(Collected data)
========================
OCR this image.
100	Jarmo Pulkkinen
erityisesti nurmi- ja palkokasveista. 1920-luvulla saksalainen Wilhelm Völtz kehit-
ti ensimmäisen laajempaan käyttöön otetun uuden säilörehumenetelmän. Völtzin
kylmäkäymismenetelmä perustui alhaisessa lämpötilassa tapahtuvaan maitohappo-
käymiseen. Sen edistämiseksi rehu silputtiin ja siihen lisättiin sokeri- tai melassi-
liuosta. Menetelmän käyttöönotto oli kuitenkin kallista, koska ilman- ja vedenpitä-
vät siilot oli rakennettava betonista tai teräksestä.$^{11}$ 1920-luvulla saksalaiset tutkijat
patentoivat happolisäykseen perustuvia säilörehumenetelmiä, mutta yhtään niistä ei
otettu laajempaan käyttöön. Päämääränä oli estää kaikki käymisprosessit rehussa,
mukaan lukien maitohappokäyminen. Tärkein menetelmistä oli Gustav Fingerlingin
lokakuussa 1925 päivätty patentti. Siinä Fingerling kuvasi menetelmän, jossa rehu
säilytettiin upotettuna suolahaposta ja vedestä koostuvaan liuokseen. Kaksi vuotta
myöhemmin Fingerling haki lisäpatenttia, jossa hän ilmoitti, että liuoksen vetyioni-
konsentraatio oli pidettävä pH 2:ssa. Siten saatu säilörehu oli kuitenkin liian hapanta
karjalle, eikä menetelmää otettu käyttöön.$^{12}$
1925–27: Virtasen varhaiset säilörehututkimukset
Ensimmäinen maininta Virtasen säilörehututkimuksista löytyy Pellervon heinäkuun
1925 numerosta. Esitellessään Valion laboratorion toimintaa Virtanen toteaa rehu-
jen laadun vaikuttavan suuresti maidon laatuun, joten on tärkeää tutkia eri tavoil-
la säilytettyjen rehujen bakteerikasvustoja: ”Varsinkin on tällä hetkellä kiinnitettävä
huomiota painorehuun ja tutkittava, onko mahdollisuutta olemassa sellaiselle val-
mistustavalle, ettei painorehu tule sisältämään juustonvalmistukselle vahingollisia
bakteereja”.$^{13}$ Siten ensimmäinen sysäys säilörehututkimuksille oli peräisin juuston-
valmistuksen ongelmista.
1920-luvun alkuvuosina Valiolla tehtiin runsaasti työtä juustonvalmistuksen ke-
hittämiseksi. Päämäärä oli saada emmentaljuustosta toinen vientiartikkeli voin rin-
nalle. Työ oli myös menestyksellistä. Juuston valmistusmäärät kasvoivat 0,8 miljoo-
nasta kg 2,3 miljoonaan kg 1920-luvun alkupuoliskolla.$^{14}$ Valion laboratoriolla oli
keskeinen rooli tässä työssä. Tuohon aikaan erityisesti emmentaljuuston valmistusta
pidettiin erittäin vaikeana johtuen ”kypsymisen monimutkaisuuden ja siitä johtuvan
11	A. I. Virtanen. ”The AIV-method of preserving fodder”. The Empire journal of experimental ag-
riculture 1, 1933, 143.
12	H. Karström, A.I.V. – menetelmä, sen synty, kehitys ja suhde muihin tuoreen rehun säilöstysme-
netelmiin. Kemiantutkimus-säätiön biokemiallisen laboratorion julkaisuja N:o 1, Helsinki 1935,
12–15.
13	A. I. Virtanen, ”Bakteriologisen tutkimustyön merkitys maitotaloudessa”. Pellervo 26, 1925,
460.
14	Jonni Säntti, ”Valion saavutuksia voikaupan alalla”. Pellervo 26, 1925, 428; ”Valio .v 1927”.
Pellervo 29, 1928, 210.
========================
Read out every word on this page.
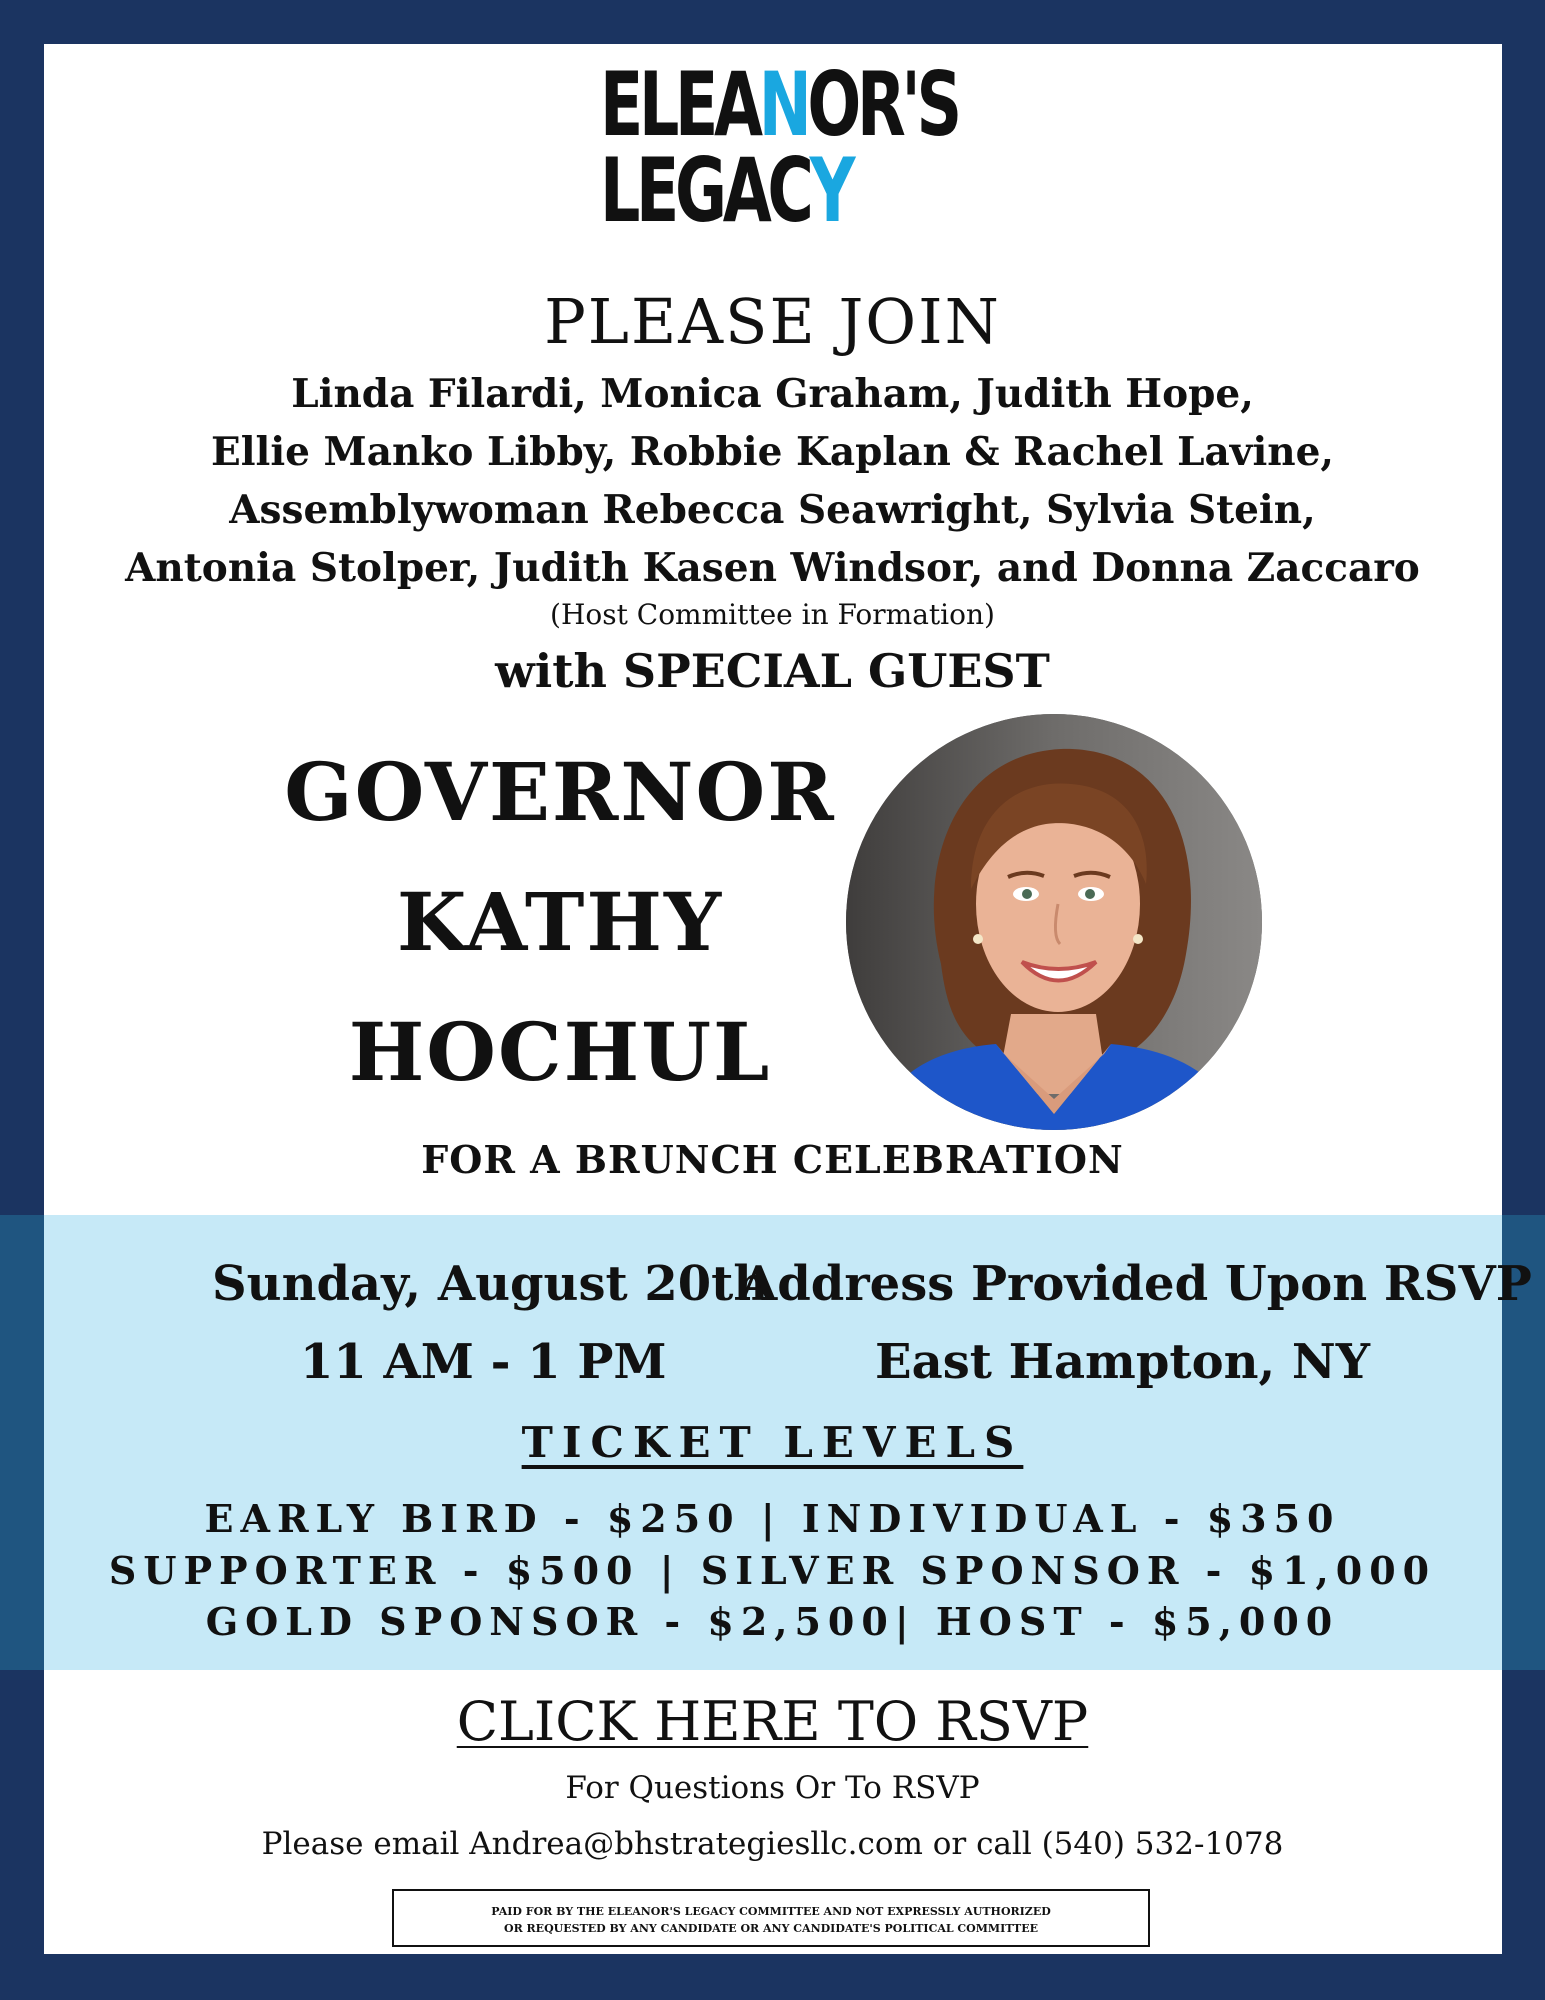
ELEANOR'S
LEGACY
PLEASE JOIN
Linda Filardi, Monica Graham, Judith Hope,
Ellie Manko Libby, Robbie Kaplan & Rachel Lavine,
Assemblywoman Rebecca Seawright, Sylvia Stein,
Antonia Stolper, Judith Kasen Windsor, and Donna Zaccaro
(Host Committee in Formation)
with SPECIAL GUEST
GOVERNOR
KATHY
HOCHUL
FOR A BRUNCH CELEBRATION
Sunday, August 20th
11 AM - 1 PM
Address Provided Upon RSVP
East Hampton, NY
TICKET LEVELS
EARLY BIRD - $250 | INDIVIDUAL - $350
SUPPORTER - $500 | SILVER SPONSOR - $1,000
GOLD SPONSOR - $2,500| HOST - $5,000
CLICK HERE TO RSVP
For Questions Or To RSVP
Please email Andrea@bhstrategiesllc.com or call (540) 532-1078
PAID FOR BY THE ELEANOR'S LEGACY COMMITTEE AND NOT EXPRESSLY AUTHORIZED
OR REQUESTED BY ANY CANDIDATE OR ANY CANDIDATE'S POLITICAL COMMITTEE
========================
WORK TO DO: Gather all lines from the listing above in which "Valion" occurs.

TASK ANSWER:
1925 numerosta. Esitellessään Valion laboratorion toimintaa Virtanen toteaa rehu-
nasta kg 2,3 miljoonaan kg 1920-luvun alkupuoliskolla.$^{14}$ Valion laboratoriolla oli
14	Jonni Säntti, ”Valion saavutuksia voikaupan alalla”. Pellervo 26, 1925, 428; ”Valio .v 1927”.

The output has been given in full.